*Source text*
SQL best practices

Stay organized with collections Save and categorize content based on your preferences.

As described in Query execution plans, SQL compiler transforms a SQL statement into a query execution plan, which is used to obtain the results of the query. This page describes best practices for constructing SQL statements to help Spanner find efficient execution plans.

The example SQL statements shown in this page use the following sample schema:

Google Standard SQL

CREATE TABLE Singers (
 SingerId   INT64 NOT NULL,
 FirstName  STRING(1024),
 LastName   STRING(1024),
 SingerInfo BYTES(MAX),
 BirthDate  DATE
) PRIMARY KEY (SingerId);

CREATE TABLE Albums (
 SingerId     INT64 NOT NULL,
 AlbumId      INT64 NOT NULL,
 AlbumTitle   STRING(MAX),
 ReleaseDate  DATE
) PRIMARY KEY (SingerId, AlbumId),
INTERLEAVE IN PARENT Singers ON DELETE CASCADE;

For the complete SQL reference, refer to Statement syntax, Functions and operators, and Lexical structure and syntax.

PostgreSQL

CREATE TABLE Singers (
 SingerId   BIGINT PRIMARY KEY,
 FirstName  VARCHAR(1024),
 LastName   VARCHAR(1024),
 SingerInfo BYTEA,
 BirthDate  TIMESTAMPTZ
);

CREATE TABLE Albums (
 SingerId        BIGINT NOT NULL,
 AlbumId         BIGINT NOT NULL,
 AlbumTitle      VARCHAR(1024),
 ReleaseDate     DATE,
 PRIMARY KEY(SingerId, AlbumId),
 FOREIGN KEY (SingerId) REFERENCES Singers(SingerId)
) INTERLEAVE IN PARENT Singers ON DELETE CASCADE;

For more information, refer to The PostgreSQL language in Cloud Spanner.

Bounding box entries
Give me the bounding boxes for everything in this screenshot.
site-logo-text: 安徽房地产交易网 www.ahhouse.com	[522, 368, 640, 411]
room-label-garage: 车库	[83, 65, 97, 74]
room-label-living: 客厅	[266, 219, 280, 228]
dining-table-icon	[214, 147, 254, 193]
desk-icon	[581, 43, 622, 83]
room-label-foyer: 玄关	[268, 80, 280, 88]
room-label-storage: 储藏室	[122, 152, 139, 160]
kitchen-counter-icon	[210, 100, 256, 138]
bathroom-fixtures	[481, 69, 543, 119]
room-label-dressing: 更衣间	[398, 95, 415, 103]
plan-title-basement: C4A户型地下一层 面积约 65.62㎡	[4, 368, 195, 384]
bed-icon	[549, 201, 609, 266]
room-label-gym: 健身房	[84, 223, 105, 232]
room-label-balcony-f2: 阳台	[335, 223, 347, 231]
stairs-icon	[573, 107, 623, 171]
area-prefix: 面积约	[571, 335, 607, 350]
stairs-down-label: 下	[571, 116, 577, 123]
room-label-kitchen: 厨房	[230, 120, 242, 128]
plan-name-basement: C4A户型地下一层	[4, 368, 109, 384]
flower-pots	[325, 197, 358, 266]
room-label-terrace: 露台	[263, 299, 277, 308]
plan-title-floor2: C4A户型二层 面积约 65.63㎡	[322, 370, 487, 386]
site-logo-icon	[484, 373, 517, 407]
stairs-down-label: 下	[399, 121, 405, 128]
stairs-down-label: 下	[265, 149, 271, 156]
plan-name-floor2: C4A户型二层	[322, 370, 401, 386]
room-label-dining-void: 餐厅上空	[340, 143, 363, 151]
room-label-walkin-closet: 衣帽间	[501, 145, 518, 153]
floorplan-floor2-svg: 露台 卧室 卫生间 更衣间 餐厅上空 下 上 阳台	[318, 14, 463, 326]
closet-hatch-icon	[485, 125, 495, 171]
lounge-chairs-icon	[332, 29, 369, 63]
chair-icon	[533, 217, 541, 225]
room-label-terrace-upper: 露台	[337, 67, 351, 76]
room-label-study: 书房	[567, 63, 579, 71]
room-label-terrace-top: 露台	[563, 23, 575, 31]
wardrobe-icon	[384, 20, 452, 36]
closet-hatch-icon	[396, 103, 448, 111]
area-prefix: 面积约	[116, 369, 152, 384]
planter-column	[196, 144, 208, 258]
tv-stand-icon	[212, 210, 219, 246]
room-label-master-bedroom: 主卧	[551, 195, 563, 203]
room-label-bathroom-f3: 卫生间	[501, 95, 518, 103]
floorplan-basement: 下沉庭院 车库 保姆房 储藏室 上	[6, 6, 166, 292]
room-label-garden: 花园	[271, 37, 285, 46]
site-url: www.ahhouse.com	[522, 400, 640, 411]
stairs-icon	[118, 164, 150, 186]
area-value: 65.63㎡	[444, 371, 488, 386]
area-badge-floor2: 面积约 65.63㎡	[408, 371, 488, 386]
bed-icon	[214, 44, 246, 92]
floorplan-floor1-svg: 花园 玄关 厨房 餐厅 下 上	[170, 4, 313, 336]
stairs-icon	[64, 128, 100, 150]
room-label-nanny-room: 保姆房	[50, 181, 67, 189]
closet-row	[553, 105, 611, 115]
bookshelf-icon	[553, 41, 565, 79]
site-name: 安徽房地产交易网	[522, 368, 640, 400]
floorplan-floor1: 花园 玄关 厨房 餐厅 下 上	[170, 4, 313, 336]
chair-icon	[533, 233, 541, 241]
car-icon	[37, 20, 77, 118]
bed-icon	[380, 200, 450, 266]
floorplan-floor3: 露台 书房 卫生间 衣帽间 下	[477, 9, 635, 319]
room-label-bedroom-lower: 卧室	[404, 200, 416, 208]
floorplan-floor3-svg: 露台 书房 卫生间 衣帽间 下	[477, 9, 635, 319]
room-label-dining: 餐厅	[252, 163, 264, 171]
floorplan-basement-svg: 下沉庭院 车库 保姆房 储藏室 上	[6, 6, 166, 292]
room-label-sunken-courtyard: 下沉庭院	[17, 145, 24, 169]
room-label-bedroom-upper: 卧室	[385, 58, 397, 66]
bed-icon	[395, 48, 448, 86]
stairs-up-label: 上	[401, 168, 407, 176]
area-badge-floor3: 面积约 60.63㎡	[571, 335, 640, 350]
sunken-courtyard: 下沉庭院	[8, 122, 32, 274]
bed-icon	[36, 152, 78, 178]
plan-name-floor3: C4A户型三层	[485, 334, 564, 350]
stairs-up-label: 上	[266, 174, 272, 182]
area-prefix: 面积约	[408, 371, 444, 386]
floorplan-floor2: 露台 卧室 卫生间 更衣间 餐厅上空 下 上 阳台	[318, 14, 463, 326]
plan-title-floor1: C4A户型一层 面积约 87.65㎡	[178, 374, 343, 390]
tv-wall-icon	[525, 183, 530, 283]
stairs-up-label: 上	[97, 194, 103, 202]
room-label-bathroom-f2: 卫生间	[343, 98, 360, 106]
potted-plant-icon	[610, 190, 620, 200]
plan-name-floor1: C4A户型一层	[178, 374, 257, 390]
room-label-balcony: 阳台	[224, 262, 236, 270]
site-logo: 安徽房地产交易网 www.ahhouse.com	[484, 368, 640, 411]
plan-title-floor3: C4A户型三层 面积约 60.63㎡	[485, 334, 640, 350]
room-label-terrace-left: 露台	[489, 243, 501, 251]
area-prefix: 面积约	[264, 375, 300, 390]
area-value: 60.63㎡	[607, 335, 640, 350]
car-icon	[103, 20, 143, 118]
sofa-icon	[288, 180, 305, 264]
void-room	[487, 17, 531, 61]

*List of tasks*
a: Copy the bounding box entries word for word, starting at the beginning of the entries and ending with the line that contains "121, 405, 128]", with both of those lines included.
b: Carry on writing the page on SQL best practices for Spanner from the point where it stops.

*Results for the exercise*
a:
Give me the bounding boxes for everything in this screenshot.
site-logo-text: 安徽房地产交易网 www.ahhouse.com	[522, 368, 640, 411]
room-label-garage: 车库	[83, 65, 97, 74]
room-label-living: 客厅	[266, 219, 280, 228]
dining-table-icon	[214, 147, 254, 193]
desk-icon	[581, 43, 622, 83]
room-label-foyer: 玄关	[268, 80, 280, 88]
room-label-storage: 储藏室	[122, 152, 139, 160]
kitchen-counter-icon	[210, 100, 256, 138]
bathroom-fixtures	[481, 69, 543, 119]
room-label-dressing: 更衣间	[398, 95, 415, 103]
plan-title-basement: C4A户型地下一层 面积约 65.62㎡	[4, 368, 195, 384]
bed-icon	[549, 201, 609, 266]
room-label-gym: 健身房	[84, 223, 105, 232]
room-label-balcony-f2: 阳台	[335, 223, 347, 231]
stairs-icon	[573, 107, 623, 171]
area-prefix: 面积约	[571, 335, 607, 350]
stairs-down-label: 下	[571, 116, 577, 123]
room-label-kitchen: 厨房	[230, 120, 242, 128]
plan-name-basement: C4A户型地下一层	[4, 368, 109, 384]
flower-pots	[325, 197, 358, 266]
room-label-terrace: 露台	[263, 299, 277, 308]
plan-title-floor2: C4A户型二层 面积约 65.63㎡	[322, 370, 487, 386]
site-logo-icon	[484, 373, 517, 407]
stairs-down-label: 下	[399, 121, 405, 128]

b:
Use query parameters to speed up frequently executed queries

Parameterized queries are a technique of query execution that separates a query string from query parameter values. For example, suppose your application needs to retrieve singers who have released albums with certain titles in a given year. You might write a SQL statement like the following example to retrieve all albums titled "Love" released since 2017:

SELECT a.SingerId
FROM Albums AS a
WHERE a.AlbumTitle = 'Love' AND a.ReleaseDate >= '2017-01-01'

In another query, you might change the value of the album title to "Peace":

SELECT a.SingerId
FROM Albums AS a
WHERE a.AlbumTitle = 'Peace' AND a.ReleaseDate >= '2017-01-01'

If your application needs to execute many queries that are similar to this one, in which only a literal value changes in subsequent queries, use a parameter placeholder for that value. The resulting parametric query can be cached and reused, which reduces compilation costs.

For example, the following rewritten query replaces Love with a parameter named title:

Google Standard SQL

SELECT a.SingerId
FROM Albums AS a
WHERE a.AlbumTitle = @title AND a.ReleaseDate >= '2017-01-01'

A parameter reference in the query uses the @ character followed by the parameter name, which can contain any combination of letters, numbers, and underscores. Specify the query parameter and the value to bind it to in the params field of the ExecuteSQL or ExecuteStreamingSQL request API. Learn more about query parameter syntax in SQL lexical structure and syntax.

PostgreSQL

SELECT a.SingerId
FROM Albums AS a
WHERE a.AlbumTitle = $1 AND a.ReleaseDate >= '2017-01-01'

A parameter reference in the query uses the $ character followed by a number that represents positional parameter in statement.

Parameters can appear anywhere that a literal value is expected. The same parameter name can be used more than once in a single SQL statement.

In summary, query parameters support query execution in the following ways:

  • Pre-optimized plans: Queries that use parameters can be executed faster on each invocation because the parameterization makes it easier for Spanner to cache the execution plan.
  • Simplified query composition: You do not need to escape string values when providing them in query parameters. Query parameters also reduce the risk of syntax errors.
  • Security: Query parameters make your queries more secure by protecting you from various SQL injection attacks. This protection is especially important for queries that you construct from user input.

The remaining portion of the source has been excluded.